• **PROBLEM**
Set down the full listing exactly, character for character.
::::::::
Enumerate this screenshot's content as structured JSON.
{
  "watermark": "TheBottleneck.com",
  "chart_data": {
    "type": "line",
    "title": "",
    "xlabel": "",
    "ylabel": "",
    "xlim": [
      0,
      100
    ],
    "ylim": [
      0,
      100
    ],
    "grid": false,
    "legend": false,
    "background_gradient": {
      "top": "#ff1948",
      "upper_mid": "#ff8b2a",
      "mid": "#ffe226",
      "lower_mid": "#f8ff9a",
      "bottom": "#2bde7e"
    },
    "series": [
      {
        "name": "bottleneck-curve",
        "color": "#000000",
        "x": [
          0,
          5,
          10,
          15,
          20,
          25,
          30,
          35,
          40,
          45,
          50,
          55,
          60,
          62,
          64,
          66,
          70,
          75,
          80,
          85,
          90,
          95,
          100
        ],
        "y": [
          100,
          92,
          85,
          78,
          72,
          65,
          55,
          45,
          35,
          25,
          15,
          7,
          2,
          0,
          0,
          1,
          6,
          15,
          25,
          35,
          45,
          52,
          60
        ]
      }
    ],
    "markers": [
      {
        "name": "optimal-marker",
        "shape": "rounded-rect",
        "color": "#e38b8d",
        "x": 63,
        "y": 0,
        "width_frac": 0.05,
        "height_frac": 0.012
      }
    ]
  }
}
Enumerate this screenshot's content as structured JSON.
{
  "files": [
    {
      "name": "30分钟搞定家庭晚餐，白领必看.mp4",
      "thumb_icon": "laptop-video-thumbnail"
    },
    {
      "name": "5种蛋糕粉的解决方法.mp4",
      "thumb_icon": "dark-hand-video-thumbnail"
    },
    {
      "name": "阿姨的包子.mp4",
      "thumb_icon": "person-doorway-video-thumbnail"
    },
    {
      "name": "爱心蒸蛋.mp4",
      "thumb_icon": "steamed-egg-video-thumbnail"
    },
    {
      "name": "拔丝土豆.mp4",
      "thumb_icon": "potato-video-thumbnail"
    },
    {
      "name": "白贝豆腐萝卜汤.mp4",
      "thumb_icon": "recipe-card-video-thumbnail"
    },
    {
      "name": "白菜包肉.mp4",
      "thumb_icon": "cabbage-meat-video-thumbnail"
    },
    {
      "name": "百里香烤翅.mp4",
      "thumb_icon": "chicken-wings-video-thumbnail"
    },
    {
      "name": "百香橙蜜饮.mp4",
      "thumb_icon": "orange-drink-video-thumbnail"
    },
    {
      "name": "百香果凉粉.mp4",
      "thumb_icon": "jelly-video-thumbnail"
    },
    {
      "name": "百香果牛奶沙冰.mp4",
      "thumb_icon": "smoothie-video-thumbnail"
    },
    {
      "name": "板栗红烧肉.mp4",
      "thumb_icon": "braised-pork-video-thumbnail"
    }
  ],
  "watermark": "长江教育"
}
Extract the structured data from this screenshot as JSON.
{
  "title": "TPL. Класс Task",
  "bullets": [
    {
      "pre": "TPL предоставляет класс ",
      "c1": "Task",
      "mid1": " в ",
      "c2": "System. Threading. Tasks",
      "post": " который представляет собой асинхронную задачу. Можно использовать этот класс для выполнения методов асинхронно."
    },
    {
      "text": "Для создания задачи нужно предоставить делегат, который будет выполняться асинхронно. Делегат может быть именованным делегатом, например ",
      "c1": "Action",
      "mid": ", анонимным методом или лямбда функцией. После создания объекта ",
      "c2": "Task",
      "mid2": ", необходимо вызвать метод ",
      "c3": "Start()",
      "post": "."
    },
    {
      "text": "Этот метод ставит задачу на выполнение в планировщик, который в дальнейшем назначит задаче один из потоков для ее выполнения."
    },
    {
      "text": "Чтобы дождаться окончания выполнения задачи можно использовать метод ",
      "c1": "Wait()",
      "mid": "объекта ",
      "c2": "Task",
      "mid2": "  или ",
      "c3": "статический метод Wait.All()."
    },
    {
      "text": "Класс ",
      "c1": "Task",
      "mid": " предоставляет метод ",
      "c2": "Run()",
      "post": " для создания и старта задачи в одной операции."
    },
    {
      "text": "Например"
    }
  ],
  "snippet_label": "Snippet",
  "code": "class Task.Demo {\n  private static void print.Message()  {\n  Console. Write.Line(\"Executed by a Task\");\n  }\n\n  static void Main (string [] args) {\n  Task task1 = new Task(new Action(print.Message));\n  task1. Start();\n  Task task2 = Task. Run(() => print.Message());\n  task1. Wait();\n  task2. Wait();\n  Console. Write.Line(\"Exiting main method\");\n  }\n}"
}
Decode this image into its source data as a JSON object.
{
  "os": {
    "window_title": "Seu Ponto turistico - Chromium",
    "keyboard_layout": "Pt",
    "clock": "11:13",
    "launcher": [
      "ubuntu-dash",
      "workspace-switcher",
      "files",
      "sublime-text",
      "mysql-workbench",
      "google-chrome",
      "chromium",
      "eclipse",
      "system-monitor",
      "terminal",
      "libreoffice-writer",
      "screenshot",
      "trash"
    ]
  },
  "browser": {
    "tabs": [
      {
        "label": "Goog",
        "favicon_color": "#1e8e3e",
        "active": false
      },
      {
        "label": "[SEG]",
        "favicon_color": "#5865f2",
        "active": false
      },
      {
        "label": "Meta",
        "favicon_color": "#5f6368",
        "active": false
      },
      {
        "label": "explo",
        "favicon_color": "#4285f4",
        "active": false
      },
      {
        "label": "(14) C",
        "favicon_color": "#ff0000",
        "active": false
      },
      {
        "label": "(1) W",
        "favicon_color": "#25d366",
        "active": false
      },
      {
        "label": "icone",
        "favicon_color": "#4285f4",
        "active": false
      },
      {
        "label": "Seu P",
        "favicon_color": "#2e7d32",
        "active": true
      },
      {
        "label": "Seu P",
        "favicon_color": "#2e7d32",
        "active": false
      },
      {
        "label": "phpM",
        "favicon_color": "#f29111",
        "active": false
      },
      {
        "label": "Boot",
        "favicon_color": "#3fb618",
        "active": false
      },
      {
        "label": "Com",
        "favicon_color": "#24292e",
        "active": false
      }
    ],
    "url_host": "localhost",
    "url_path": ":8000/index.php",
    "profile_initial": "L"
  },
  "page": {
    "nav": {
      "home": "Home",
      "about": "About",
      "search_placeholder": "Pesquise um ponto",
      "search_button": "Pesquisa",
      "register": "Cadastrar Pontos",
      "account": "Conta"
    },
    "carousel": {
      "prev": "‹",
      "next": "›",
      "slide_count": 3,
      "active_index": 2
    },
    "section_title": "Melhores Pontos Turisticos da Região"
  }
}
::::::::
• **ANSWER TO THIS PROBLEM**
Enumerate this screenshot's content as structured JSON.
{
  "watermark": "TheBottleneck.com",
  "chart_data": {
    "type": "line",
    "title": "",
    "xlabel": "",
    "ylabel": "",
    "xlim": [
      0,
      100
    ],
    "ylim": [
      0,
      100
    ],
    "grid": false,
    "legend": false,
    "background_gradient": {
      "top": "#ff1948",
      "upper_mid": "#ff8b2a",
      "mid": "#ffe226",
      "lower_mid": "#f8ff9a",
      "bottom": "#2bde7e"
    },
    "series": [
      {
        "name": "bottleneck-curve",
        "color": "#000000",
        "x": [
          0,
          5,
          10,
          15,
          20,
          25,
          30,
          35,
          40,
          45,
          50,
          55,
          60,
          62,
          64,
          66,
          70,
          75,
          80,
          85,
          90,
          95,
          100
        ],
        "y": [
          100,
          92,
          85,
          78,
          72,
          65,
          55,
          45,
          35,
          25,
          15,
          7,
          2,
          0,
          0,
          1,
          6,
          15,
          25,
          35,
          45,
          52,
          60
        ]
      }
    ],
    "markers": [
      {
        "name": "optimal-marker",
        "shape": "rounded-rect",
        "color": "#e38b8d",
        "x": 63,
        "y": 0,
        "width_frac": 0.05,
        "height_frac": 0.012
      }
    ]
  }
}
Enumerate this screenshot's content as structured JSON.
{
  "files": [
    {
      "name": "30分钟搞定家庭晚餐，白领必看.mp4",
      "thumb_icon": "laptop-video-thumbnail"
    },
    {
      "name": "5种蛋糕粉的解决方法.mp4",
      "thumb_icon": "dark-hand-video-thumbnail"
    },
    {
      "name": "阿姨的包子.mp4",
      "thumb_icon": "person-doorway-video-thumbnail"
    },
    {
      "name": "爱心蒸蛋.mp4",
      "thumb_icon": "steamed-egg-video-thumbnail"
    },
    {
      "name": "拔丝土豆.mp4",
      "thumb_icon": "potato-video-thumbnail"
    },
    {
      "name": "白贝豆腐萝卜汤.mp4",
      "thumb_icon": "recipe-card-video-thumbnail"
    },
    {
      "name": "白菜包肉.mp4",
      "thumb_icon": "cabbage-meat-video-thumbnail"
    },
    {
      "name": "百里香烤翅.mp4",
      "thumb_icon": "chicken-wings-video-thumbnail"
    },
    {
      "name": "百香橙蜜饮.mp4",
      "thumb_icon": "orange-drink-video-thumbnail"
    },
    {
      "name": "百香果凉粉.mp4",
      "thumb_icon": "jelly-video-thumbnail"
    },
    {
      "name": "百香果牛奶沙冰.mp4",
      "thumb_icon": "smoothie-video-thumbnail"
    },
    {
      "name": "板栗红烧肉.mp4",
      "thumb_icon": "braised-pork-video-thumbnail"
    }
  ],
  "watermark": "长江教育"
}
Extract the structured data from this screenshot as JSON.
{
  "title": "TPL. Класс Task",
  "bullets": [
    {
      "pre": "TPL предоставляет класс ",
      "c1": "Task",
      "mid1": " в ",
      "c2": "System. Threading. Tasks",
      "post": " который представляет собой асинхронную задачу. Можно использовать этот класс для выполнения методов асинхронно."
    },
    {
      "text": "Для создания задачи нужно предоставить делегат, который будет выполняться асинхронно. Делегат может быть именованным делегатом, например ",
      "c1": "Action",
      "mid": ", анонимным методом или лямбда функцией. После создания объекта ",
      "c2": "Task",
      "mid2": ", необходимо вызвать метод ",
      "c3": "Start()",
      "post": "."
    },
    {
      "text": "Этот метод ставит задачу на выполнение в планировщик, который в дальнейшем назначит задаче один из потоков для ее выполнения."
    },
    {
      "text": "Чтобы дождаться окончания выполнения задачи можно использовать метод ",
      "c1": "Wait()",
      "mid": "объекта ",
      "c2": "Task",
      "mid2": "  или ",
      "c3": "статический метод Wait.All()."
    },
    {
      "text": "Класс ",
      "c1": "Task",
      "mid": " предоставляет метод ",
      "c2": "Run()",
      "post": " для создания и старта задачи в одной операции."
    },
    {
      "text": "Например"
    }
  ],
  "snippet_label": "Snippet",
  "code": "class Task.Demo {\n  private static void print.Message()  {\n  Console. Write.Line(\"Executed by a Task\");\n  }\n\n  static void Main (string [] args) {\n  Task task1 = new Task(new Action(print.Message));\n  task1. Start();\n  Task task2 = Task. Run(() => print.Message());\n  task1. Wait();\n  task2. Wait();\n  Console. Write.Line(\"Exiting main method\");\n  }\n}"
}
Decode this image into its source data as a JSON object.
{
  "os": {
    "window_title": "Seu Ponto turistico - Chromium",
    "keyboard_layout": "Pt",
    "clock": "11:13",
    "launcher": [
      "ubuntu-dash",
      "workspace-switcher",
      "files",
      "sublime-text",
      "mysql-workbench",
      "google-chrome",
      "chromium",
      "eclipse",
      "system-monitor",
      "terminal",
      "libreoffice-writer",
      "screenshot",
      "trash"
    ]
  },
  "browser": {
    "tabs": [
      {
        "label": "Goog",
        "favicon_color": "#1e8e3e",
        "active": false
      },
      {
        "label": "[SEG]",
        "favicon_color": "#5865f2",
        "active": false
      },
      {
        "label": "Meta",
        "favicon_color": "#5f6368",
        "active": false
      },
      {
        "label": "explo",
        "favicon_color": "#4285f4",
        "active": false
      },
      {
        "label": "(14) C",
        "favicon_color": "#ff0000",
        "active": false
      },
      {
        "label": "(1) W",
        "favicon_color": "#25d366",
        "active": false
      },
      {
        "label": "icone",
        "favicon_color": "#4285f4",
        "active": false
      },
      {
        "label": "Seu P",
        "favicon_color": "#2e7d32",
        "active": true
      },
      {
        "label": "Seu P",
        "favicon_color": "#2e7d32",
        "active": false
      },
      {
        "label": "phpM",
        "favicon_color": "#f29111",
        "active": false
      },
      {
        "label": "Boot",
        "favicon_color": "#3fb618",
        "active": false
      },
      {
        "label": "Com",
        "favicon_color": "#24292e",
        "active": false
      }
    ],
    "url_host": "localhost",
    "url_path": ":8000/index.php",
    "profile_initial": "L"
  },
  "page": {
    "nav": {
      "home": "Home",
      "about": "About",
      "search_placeholder": "Pesquise um ponto",
      "search_button": "Pesquisa",
      "register": "Cadastrar Pontos",
      "account": "Conta"
    },
    "carousel": {
      "prev": "‹",
      "next": "›",
      "slide_count": 3,
      "active_index": 2
    },
    "section_title": "Melhores Pontos Turisticos da Região"
  }
}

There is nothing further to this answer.